Dataset entries:

##########

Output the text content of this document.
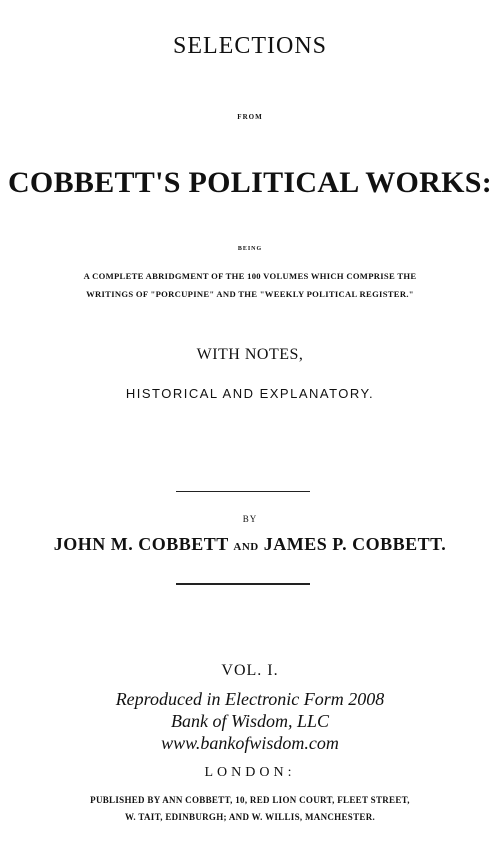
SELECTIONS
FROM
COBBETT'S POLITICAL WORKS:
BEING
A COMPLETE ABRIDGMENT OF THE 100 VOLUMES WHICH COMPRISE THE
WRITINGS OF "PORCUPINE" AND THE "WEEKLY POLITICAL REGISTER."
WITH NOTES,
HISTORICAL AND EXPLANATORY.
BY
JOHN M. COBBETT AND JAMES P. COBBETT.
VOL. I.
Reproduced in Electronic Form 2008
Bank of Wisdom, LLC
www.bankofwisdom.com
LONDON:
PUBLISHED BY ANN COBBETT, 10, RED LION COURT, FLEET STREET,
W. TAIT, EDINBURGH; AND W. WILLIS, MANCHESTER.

##########

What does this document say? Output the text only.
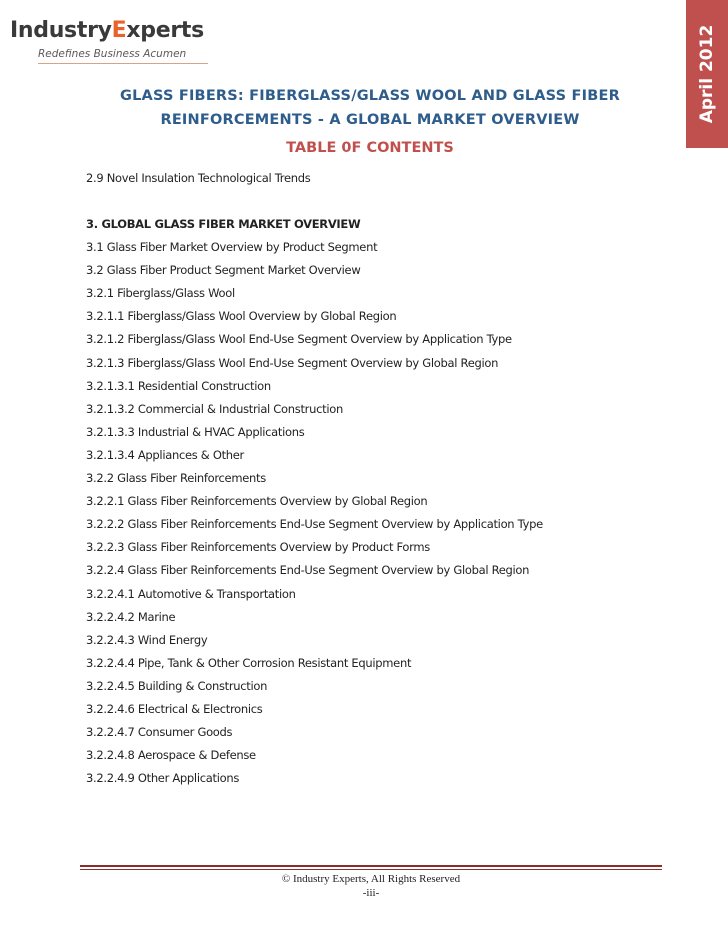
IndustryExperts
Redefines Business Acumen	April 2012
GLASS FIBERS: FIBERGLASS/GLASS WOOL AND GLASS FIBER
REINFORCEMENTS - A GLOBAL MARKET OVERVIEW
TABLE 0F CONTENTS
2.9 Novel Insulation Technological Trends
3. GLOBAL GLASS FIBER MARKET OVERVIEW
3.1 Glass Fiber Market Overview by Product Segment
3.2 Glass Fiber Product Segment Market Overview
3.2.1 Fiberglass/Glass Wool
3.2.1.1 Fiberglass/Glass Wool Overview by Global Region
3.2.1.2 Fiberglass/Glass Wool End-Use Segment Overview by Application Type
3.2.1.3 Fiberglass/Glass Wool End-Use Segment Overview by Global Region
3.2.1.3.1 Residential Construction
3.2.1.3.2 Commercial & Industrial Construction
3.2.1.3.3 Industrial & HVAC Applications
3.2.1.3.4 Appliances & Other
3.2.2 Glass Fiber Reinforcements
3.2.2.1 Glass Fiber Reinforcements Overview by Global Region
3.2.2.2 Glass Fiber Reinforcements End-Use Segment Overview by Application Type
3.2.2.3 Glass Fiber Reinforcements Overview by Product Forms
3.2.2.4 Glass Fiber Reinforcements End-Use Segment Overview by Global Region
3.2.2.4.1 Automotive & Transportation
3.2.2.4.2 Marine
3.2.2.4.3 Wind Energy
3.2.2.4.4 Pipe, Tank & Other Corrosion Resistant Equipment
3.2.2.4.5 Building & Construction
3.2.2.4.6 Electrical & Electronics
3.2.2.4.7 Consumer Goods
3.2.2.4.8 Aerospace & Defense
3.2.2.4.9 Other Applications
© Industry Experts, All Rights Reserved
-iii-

##########

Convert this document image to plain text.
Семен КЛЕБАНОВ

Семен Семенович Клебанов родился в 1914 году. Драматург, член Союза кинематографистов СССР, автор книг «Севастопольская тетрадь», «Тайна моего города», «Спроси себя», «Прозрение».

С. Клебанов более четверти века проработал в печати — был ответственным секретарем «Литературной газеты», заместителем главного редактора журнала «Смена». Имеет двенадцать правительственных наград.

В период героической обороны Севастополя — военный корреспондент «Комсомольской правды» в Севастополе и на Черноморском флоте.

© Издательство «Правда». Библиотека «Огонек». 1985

##########

Challenge: Report how many lines of the listing above include the word "Type". Say nothing but the number.

Written answer: 2